[PROBLEM TO WORK ON]: Repeat the listing in full. Nothing may be added or left out.
** BEGIN ENTRIES SUPPLIED **
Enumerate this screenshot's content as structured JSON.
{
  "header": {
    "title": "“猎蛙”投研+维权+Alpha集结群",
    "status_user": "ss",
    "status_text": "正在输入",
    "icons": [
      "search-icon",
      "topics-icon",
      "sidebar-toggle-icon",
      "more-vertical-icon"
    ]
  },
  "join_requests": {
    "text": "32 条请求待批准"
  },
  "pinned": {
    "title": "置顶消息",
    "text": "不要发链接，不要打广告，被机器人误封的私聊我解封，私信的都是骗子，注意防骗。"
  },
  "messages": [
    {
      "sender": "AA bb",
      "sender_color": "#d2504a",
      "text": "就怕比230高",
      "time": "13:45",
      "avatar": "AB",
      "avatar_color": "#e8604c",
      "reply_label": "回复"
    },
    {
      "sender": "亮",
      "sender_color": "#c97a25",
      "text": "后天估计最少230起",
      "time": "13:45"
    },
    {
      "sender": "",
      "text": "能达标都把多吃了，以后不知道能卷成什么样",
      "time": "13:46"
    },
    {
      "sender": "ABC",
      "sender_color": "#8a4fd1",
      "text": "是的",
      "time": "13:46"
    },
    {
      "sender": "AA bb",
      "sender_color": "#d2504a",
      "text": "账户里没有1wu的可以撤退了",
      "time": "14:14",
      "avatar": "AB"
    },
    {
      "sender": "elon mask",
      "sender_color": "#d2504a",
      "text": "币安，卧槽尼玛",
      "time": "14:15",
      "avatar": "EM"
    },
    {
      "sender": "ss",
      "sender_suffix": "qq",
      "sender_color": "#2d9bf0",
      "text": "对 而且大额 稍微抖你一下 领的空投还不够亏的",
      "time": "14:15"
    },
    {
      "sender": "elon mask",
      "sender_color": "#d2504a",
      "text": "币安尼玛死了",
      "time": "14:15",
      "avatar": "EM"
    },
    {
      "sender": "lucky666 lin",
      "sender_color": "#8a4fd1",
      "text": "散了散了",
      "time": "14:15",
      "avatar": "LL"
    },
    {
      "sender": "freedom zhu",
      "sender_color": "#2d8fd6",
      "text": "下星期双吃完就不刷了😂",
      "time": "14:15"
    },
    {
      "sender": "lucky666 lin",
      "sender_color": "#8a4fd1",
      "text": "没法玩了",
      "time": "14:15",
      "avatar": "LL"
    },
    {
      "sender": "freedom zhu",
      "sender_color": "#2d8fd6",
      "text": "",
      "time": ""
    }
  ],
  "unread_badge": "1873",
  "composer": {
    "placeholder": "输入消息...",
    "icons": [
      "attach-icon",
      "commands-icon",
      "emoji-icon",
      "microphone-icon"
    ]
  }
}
** END ENTRIES SUPPLIED **
[ANSWER FOR THIS EXERCISE]:
Enumerate this screenshot's content as structured JSON.
{
  "header": {
    "title": "“猎蛙”投研+维权+Alpha集结群",
    "status_user": "ss",
    "status_text": "正在输入",
    "icons": [
      "search-icon",
      "topics-icon",
      "sidebar-toggle-icon",
      "more-vertical-icon"
    ]
  },
  "join_requests": {
    "text": "32 条请求待批准"
  },
  "pinned": {
    "title": "置顶消息",
    "text": "不要发链接，不要打广告，被机器人误封的私聊我解封，私信的都是骗子，注意防骗。"
  },
  "messages": [
    {
      "sender": "AA bb",
      "sender_color": "#d2504a",
      "text": "就怕比230高",
      "time": "13:45",
      "avatar": "AB",
      "avatar_color": "#e8604c",
      "reply_label": "回复"
    },
    {
      "sender": "亮",
      "sender_color": "#c97a25",
      "text": "后天估计最少230起",
      "time": "13:45"
    },
    {
      "sender": "",
      "text": "能达标都把多吃了，以后不知道能卷成什么样",
      "time": "13:46"
    },
    {
      "sender": "ABC",
      "sender_color": "#8a4fd1",
      "text": "是的",
      "time": "13:46"
    },
    {
      "sender": "AA bb",
      "sender_color": "#d2504a",
      "text": "账户里没有1wu的可以撤退了",
      "time": "14:14",
      "avatar": "AB"
    },
    {
      "sender": "elon mask",
      "sender_color": "#d2504a",
      "text": "币安，卧槽尼玛",
      "time": "14:15",
      "avatar": "EM"
    },
    {
      "sender": "ss",
      "sender_suffix": "qq",
      "sender_color": "#2d9bf0",
      "text": "对 而且大额 稍微抖你一下 领的空投还不够亏的",
      "time": "14:15"
    },
    {
      "sender": "elon mask",
      "sender_color": "#d2504a",
      "text": "币安尼玛死了",
      "time": "14:15",
      "avatar": "EM"
    },
    {
      "sender": "lucky666 lin",
      "sender_color": "#8a4fd1",
      "text": "散了散了",
      "time": "14:15",
      "avatar": "LL"
    },
    {
      "sender": "freedom zhu",
      "sender_color": "#2d8fd6",
      "text": "下星期双吃完就不刷了😂",
      "time": "14:15"
    },
    {
      "sender": "lucky666 lin",
      "sender_color": "#8a4fd1",
      "text": "没法玩了",
      "time": "14:15",
      "avatar": "LL"
    },
    {
      "sender": "freedom zhu",
      "sender_color": "#2d8fd6",
      "text": "",
      "time": ""
    }
  ],
  "unread_badge": "1873",
  "composer": {
    "placeholder": "输入消息...",
    "icons": [
      "attach-icon",
      "commands-icon",
      "emoji-icon",
      "microphone-icon"
    ]
  }
}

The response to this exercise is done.